Task data -

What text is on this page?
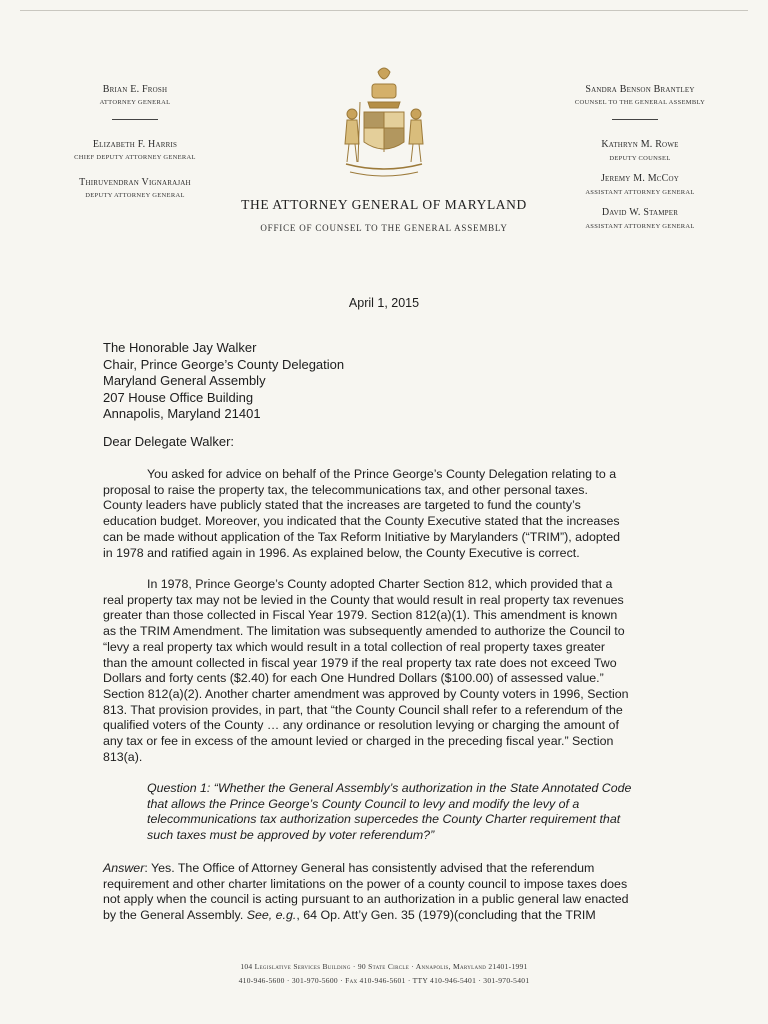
Brian E. Frosh
ATTORNEY GENERAL
Elizabeth F. Harris
CHIEF DEPUTY ATTORNEY GENERAL
Thiruvendran Vignarajah
DEPUTY ATTORNEY GENERAL
Sandra Benson Brantley
COUNSEL TO THE GENERAL ASSEMBLY
Kathryn M. Rowe
DEPUTY COUNSEL
Jeremy M. McCoy
ASSISTANT ATTORNEY GENERAL
David W. Stamper
ASSISTANT ATTORNEY GENERAL
THE ATTORNEY GENERAL OF MARYLAND
OFFICE OF COUNSEL TO THE GENERAL ASSEMBLY
April 1, 2015
The Honorable Jay Walker
Chair, Prince George’s County Delegation
Maryland General Assembly
207 House Office Building
Annapolis, Maryland 21401
Dear Delegate Walker:
You asked for advice on behalf of the Prince George’s County Delegation relating to a
proposal to raise the property tax, the telecommunications tax, and other personal taxes.
County leaders have publicly stated that the increases are targeted to fund the county’s
education budget. Moreover, you indicated that the County Executive stated that the increases
can be made without application of the Tax Reform Initiative by Marylanders (“TRIM”), adopted
in 1978 and ratified again in 1996. As explained below, the County Executive is correct.
In 1978, Prince George’s County adopted Charter Section 812, which provided that a
real property tax may not be levied in the County that would result in real property tax revenues
greater than those collected in Fiscal Year 1979. Section 812(a)(1). This amendment is known
as the TRIM Amendment. The limitation was subsequently amended to authorize the Council to
“levy a real property tax which would result in a total collection of real property taxes greater
than the amount collected in fiscal year 1979 if the real property tax rate does not exceed Two
Dollars and forty cents ($2.40) for each One Hundred Dollars ($100.00) of assessed value.”
Section 812(a)(2). Another charter amendment was approved by County voters in 1996, Section
813. That provision provides, in part, that “the County Council shall refer to a referendum of the
qualified voters of the County … any ordinance or resolution levying or charging the amount of
any tax or fee in excess of the amount levied or charged in the preceding fiscal year.” Section
813(a).
Question 1: “Whether the General Assembly’s authorization in the State Annotated Code
that allows the Prince George’s County Council to levy and modify the levy of a
telecommunications tax authorization supercedes the County Charter requirement that
such taxes must be approved by voter referendum?”
Answer: Yes. The Office of Attorney General has consistently advised that the referendum
requirement and other charter limitations on the power of a county council to impose taxes does
not apply when the council is acting pursuant to an authorization in a public general law enacted
by the General Assembly. See, e.g., 64 Op. Att’y Gen. 35 (1979)(concluding that the TRIM
104 Legislative Services Building · 90 State Circle · Annapolis, Maryland 21401-1991
410-946-5600 · 301-970-5600 · Fax 410-946-5601 · TTY 410-946-5401 · 301-970-5401
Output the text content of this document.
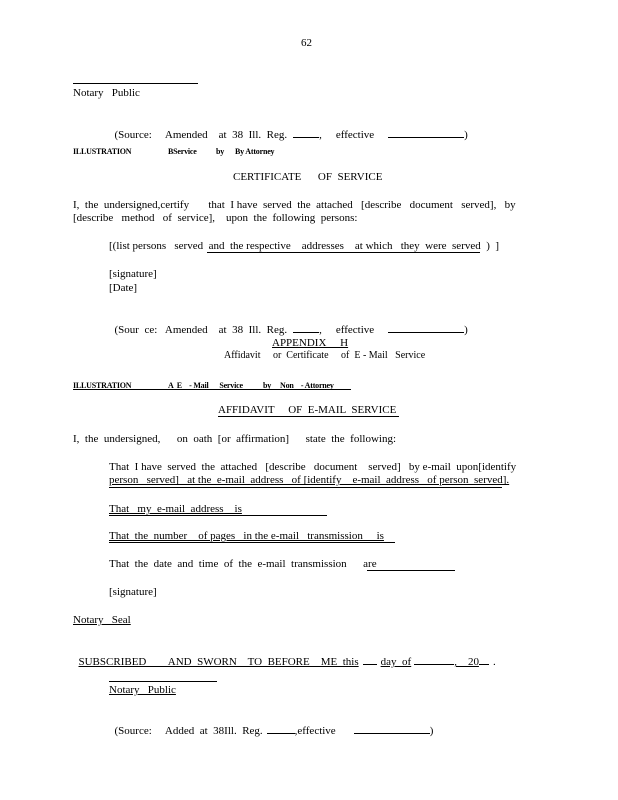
62
Notary   Public

(Source:     Amended    at  38  Ill.  Reg.	, effective	)

ILLUSTRATION	BService by By Attorney
CERTIFICATE      OF  SERVICE
I,  the  undersigned,certify       that  I have  served  the  attached   [describe   document   served],   by
[describe   method   of  service],    upon  the  following  persons:
[(list persons   served  and  the respective    addresses    at which   they  were  served  )  ]
[signature]
[Date]

(Sour  ce:   Amended    at  38  Ill.  Reg.	, effective	)

APPENDIX     H
Affidavit     or  Certificate     of  E - Mail   Service
ILLUSTRATION	A  E    - Mail      Service	by Non    - Attorney
AFFIDAVIT     OF  E-MAIL  SERVICE
I,  the  undersigned,      on  oath  [or  affirmation]      state  the  following:
That  I have  served  the  attached   [describe   document    served]   by e-mail  upon[identify
person   served]   at the  e-mail  address   of [identify    e-mail  address   of person  served].
That   my  e-mail  address    is
That  the  number    of pages   in the e-mail   transmission     is
That  the  date  and  time  of  the  e-mail  transmission      are
[signature]
Notary   Seal

SUBSCRIBED        AND  SWORN    TO  BEFORE    ME  this day  of	,    20 .

Notary   Public

(Source:     Added  at  38Ill.  Reg.	,effective	)
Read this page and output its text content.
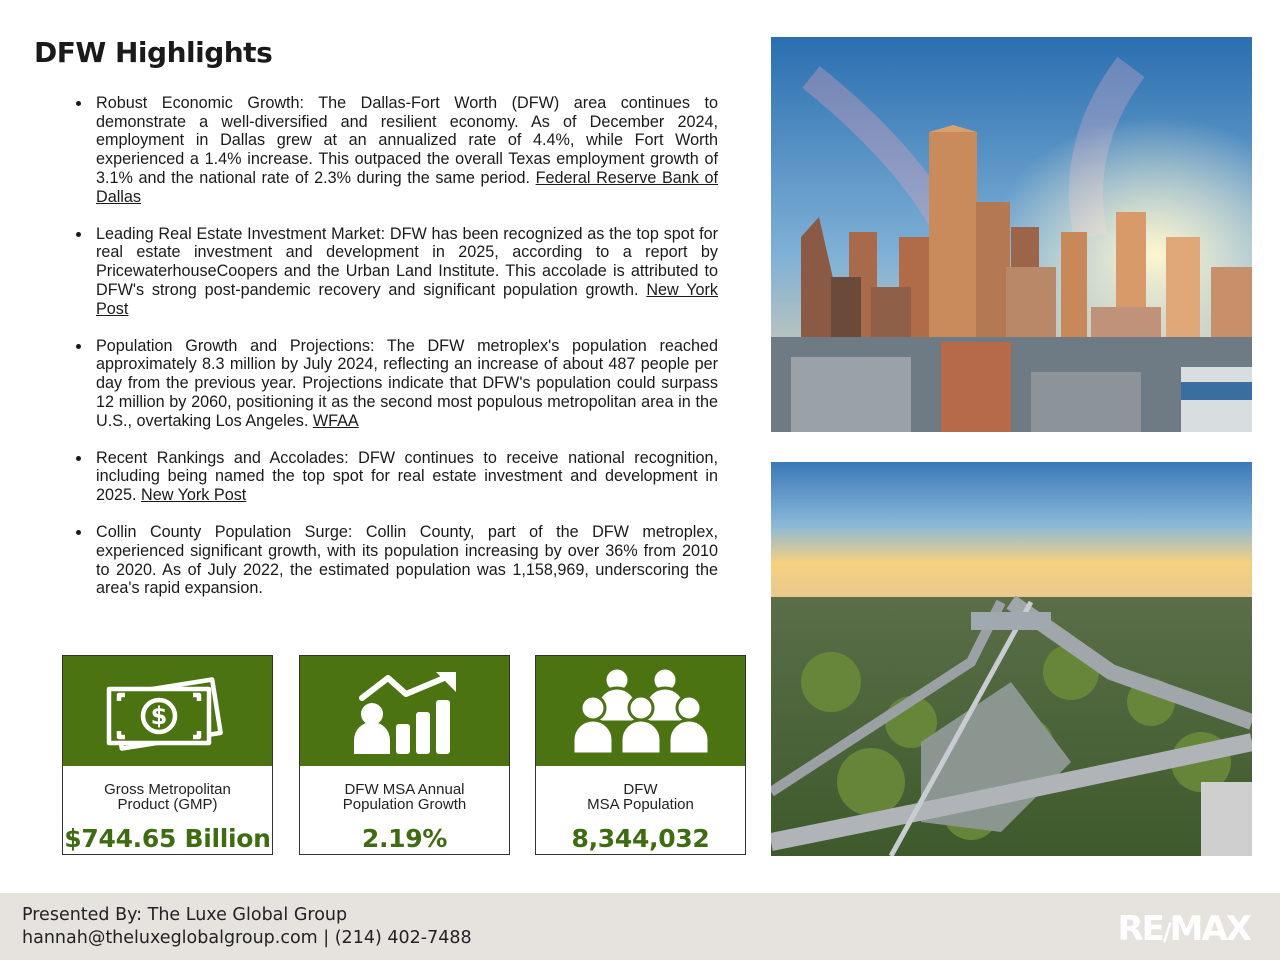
DFW Highlights
Robust Economic Growth: The Dallas-Fort Worth (DFW) area continues to demonstrate a well-diversified and resilient economy. As of December 2024, employment in Dallas grew at an annualized rate of 4.4%, while Fort Worth experienced a 1.4% increase. This outpaced the overall Texas employment growth of 3.1% and the national rate of 2.3% during the same period. Federal Reserve Bank of Dallas
Leading Real Estate Investment Market: DFW has been recognized as the top spot for real estate investment and development in 2025, according to a report by PricewaterhouseCoopers and the Urban Land Institute. This accolade is attributed to DFW's strong post-pandemic recovery and significant population growth. New York Post
Population Growth and Projections: The DFW metroplex's population reached approximately 8.3 million by July 2024, reflecting an increase of about 487 people per day from the previous year. Projections indicate that DFW's population could surpass 12 million by 2060, positioning it as the second most populous metropolitan area in the U.S., overtaking Los Angeles. WFAA
Recent Rankings and Accolades: DFW continues to receive national recognition, including being named the top spot for real estate investment and development in 2025. New York Post
Collin County Population Surge: Collin County, part of the DFW metroplex, experienced significant growth, with its population increasing by over 36% from 2010 to 2020. As of July 2022, the estimated population was 1,158,969, underscoring the area's rapid expansion.
$
Gross Metropolitan
Product (GMP)
$744.65 Billion
DFW MSA Annual
Population Growth
2.19%
DFW
MSA Population
8,344,032
Presented By: The Luxe Global Group
hannah@theluxeglobalgroup.com | (214) 402-7488	RE/MAX
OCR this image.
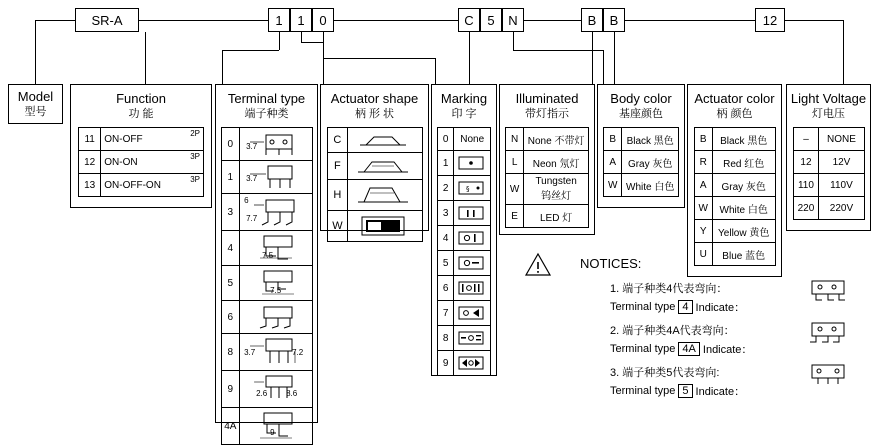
SR-A	1	1	0	C	5	N	B	B	12
Model
型号
Function
功 能
11	ON-OFF 2P

12	ON-ON 3P

13	ON-OFF-ON 3P
Terminal type
端子种类
0	3.7

1	3.7

3	6
7.7

4	7.5

5	7.5

6	

8	3.7 7.2

9	2.6 8.6

4A	9
Actuator shape
柄 形 状
C	

F	

H	

W	
Marking
印 字
0	None
1	

2	§

3	

4	

5	

6	

7	

8	

9	
Illuminated
带灯指示
N	None 不带灯
L	Neon 氖灯
W	Tungsten
钨丝灯

E	LED 灯
Body color
基座颜色
B	Black 黑色
A	Gray 灰色
W	White 白色
Actuator color
柄 颜色
B	Black 黑色
R	Red 红色
A	Gray 灰色
W	White 白色
Y	Yellow 黄色
U	Blue 蓝色
Light Voltage
灯电压
–	NONE
12	12V
110	110V
220	220V
NOTICES:
1. 端子种类4代表弯向：
Terminal type 4 Indicate：
2. 端子种类4A代表弯向：
Terminal type 4A Indicate：
3. 端子种类5代表弯向:
Terminal type 5 Indicate：
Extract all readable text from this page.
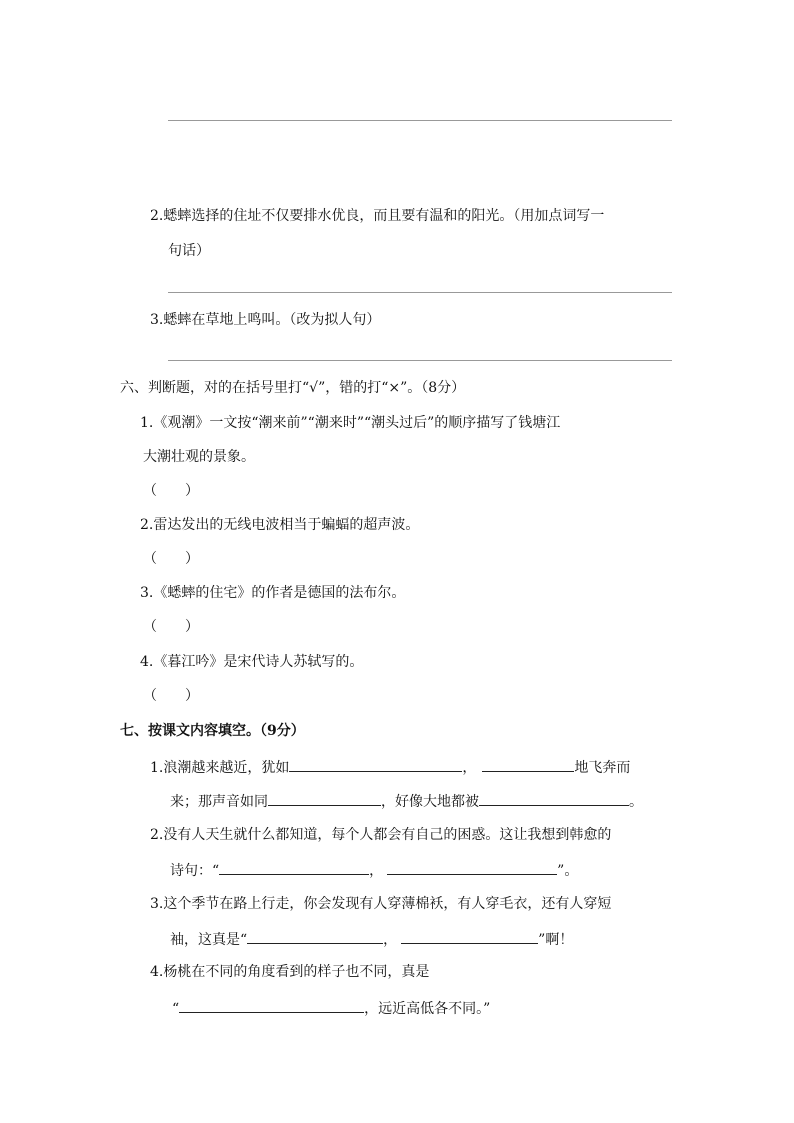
2.蟋蟀选择的住址不仅要排水优良，而且要有温和的阳光。（用加点词写一
句话）
3.蟋蟀在草地上鸣叫。（改为拟人句）
六、判断题，对的在括号里打“√”，错的打“×”。（8分）
1.《观潮》一文按“潮来前”“潮来时”“潮头过后”的顺序描写了钱塘江
大潮壮观的景象。
（　　）
2.雷达发出的无线电波相当于蝙蝠的超声波。
（　　）
3.《蟋蟀的住宅》的作者是德国的法布尔。
（　　）
4.《暮江吟》是宋代诗人苏轼写的。
（　　）
七、按课文内容填空。（9分）
1.浪潮越来越近，犹如	，	地飞奔而
来；那声音如同	，好像大地都被	。
2.没有人天生就什么都知道，每个人都会有自己的困惑。这让我想到韩愈的
诗句：“	，	”。
3.这个季节在路上行走，你会发现有人穿薄棉袄，有人穿毛衣，还有人穿短
袖，这真是“	，	”啊！
4.杨桃在不同的角度看到的样子也不同，真是
“	，远近高低各不同。”
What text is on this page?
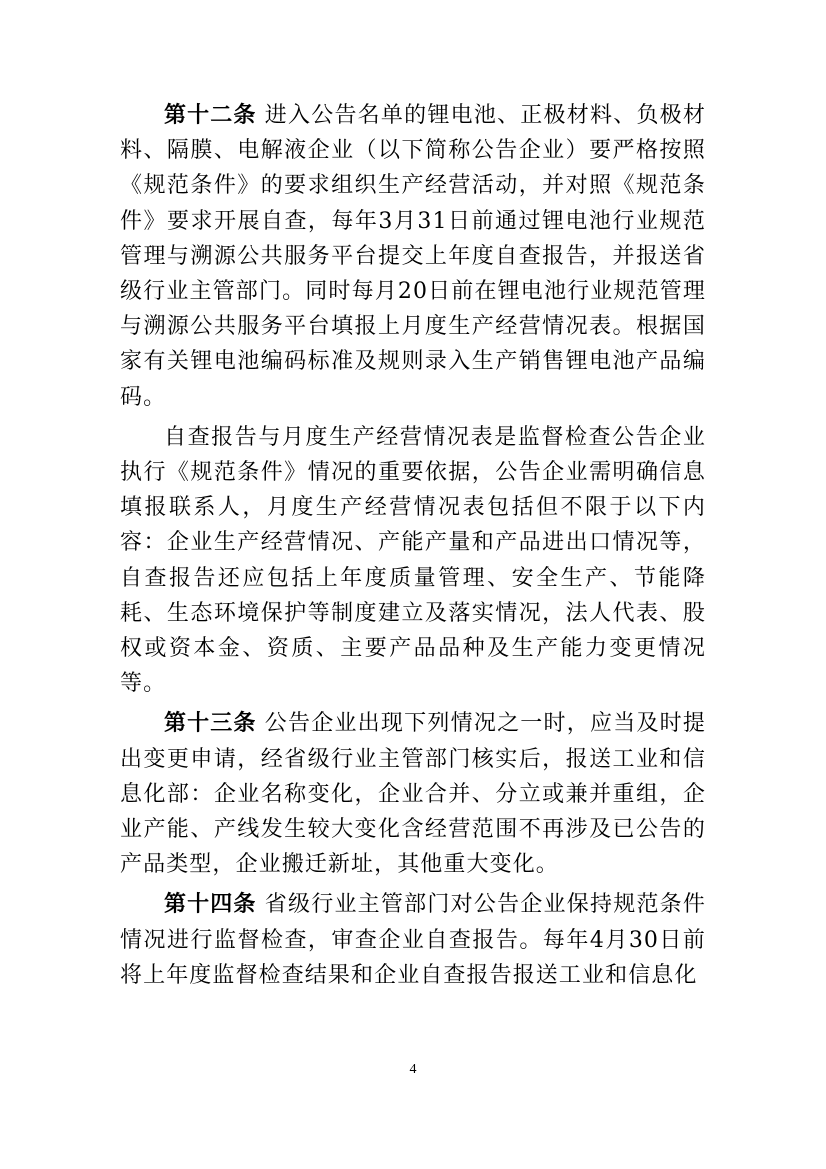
第十二条 进入公告名单的锂电池、正极材料、负极材料、隔膜、电解液企业（以下简称公告企业）要严格按照《规范条件》的要求组织生产经营活动，并对照《规范条件》要求开展自查，每年3月31日前通过锂电池行业规范管理与溯源公共服务平台提交上年度自查报告，并报送省级行业主管部门。同时每月20日前在锂电池行业规范管理与溯源公共服务平台填报上月度生产经营情况表。根据国家有关锂电池编码标准及规则录入生产销售锂电池产品编码。

自查报告与月度生产经营情况表是监督检查公告企业执行《规范条件》情况的重要依据，公告企业需明确信息填报联系人，月度生产经营情况表包括但不限于以下内容：企业生产经营情况、产能产量和产品进出口情况等，自查报告还应包括上年度质量管理、安全生产、节能降耗、生态环境保护等制度建立及落实情况，法人代表、股权或资本金、资质、主要产品品种及生产能力变更情况等。

第十三条 公告企业出现下列情况之一时，应当及时提出变更申请，经省级行业主管部门核实后，报送工业和信息化部：企业名称变化，企业合并、分立或兼并重组，企业产能、产线发生较大变化含经营范围不再涉及已公告的产品类型，企业搬迁新址，其他重大变化。

第十四条 省级行业主管部门对公告企业保持规范条件情况进行监督检查，审查企业自查报告。每年4月30日前将上年度监督检查结果和企业自查报告报送工业和信息化

4
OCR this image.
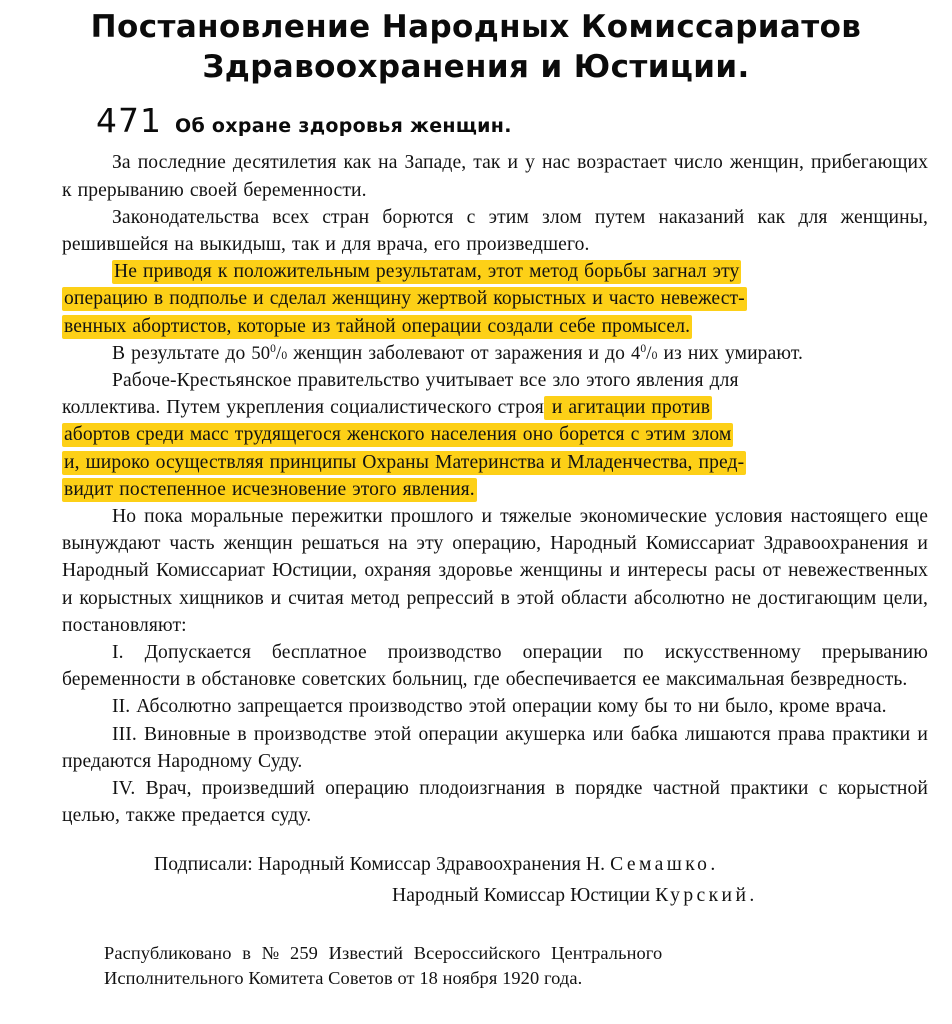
Постановление Народных Комиссариатов
Здравоохранения и Юстиции.
471 Об охране здоровья женщин.

За последние десятилетия как на Западе, так и у нас возрастает число женщин, прибегающих к прерыванию своей беременности.

Законодательства всех стран борются с этим злом путем наказаний как для женщины, решившейся на выкидыш, так и для врача, его произведшего.

Не приводя к положительным результатам, этот метод борьбы загнал эту
операцию в подполье и сделал женщину жертвой корыстных и часто невежест-
венных абортистов, которые из тайной операции создали себе промысел.

В результате до $50^0/0$ женщин заболевают от заражения и до $4^0/0$ из них умирают.

Рабоче-Крестьянское правительство учитывает все зло этого явления для
коллектива. Путем укрепления социалистического строя и агитации против
абортов среди масс трудящегося женского населения оно борется с этим злом
и, широко осуществляя принципы Охраны Материнства и Младенчества, пред-
видит постепенное исчезновение этого явления.

Но пока моральные пережитки прошлого и тяжелые экономические условия настоящего еще вынуждают часть женщин решаться на эту операцию, Народный Комиссариат Здравоохранения и Народный Комиссариат Юстиции, охраняя здоровье женщины и интересы расы от невежественных и корыстных хищников и считая метод репрессий в этой области абсолютно не достигающим цели, постановляют:

I. Допускается бесплатное производство операции по искусственному прерыванию беременности в обстановке советских больниц, где обеспечивается ее максимальная безвредность.

II. Абсолютно запрещается производство этой операции кому бы то ни было, кроме врача.

III. Виновные в производстве этой операции акушерка или бабка лишаются права практики и предаются Народному Суду.

IV. Врач, произведший операцию плодоизгнания в порядке частной практики с корыстной целью, также предается суду.

Подписали: Народный Комиссар Здравоохранения Н. Семашко.
Народный Комиссар Юстиции Курский.
Распубликовано в № 259 Известий Всероссийского Центрального
Исполнительного Комитета Советов от 18 ноября 1920 года.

Job -
Count every line in the data that contains the word "Prince", then give that count and nothing else.

Exercise solution -
4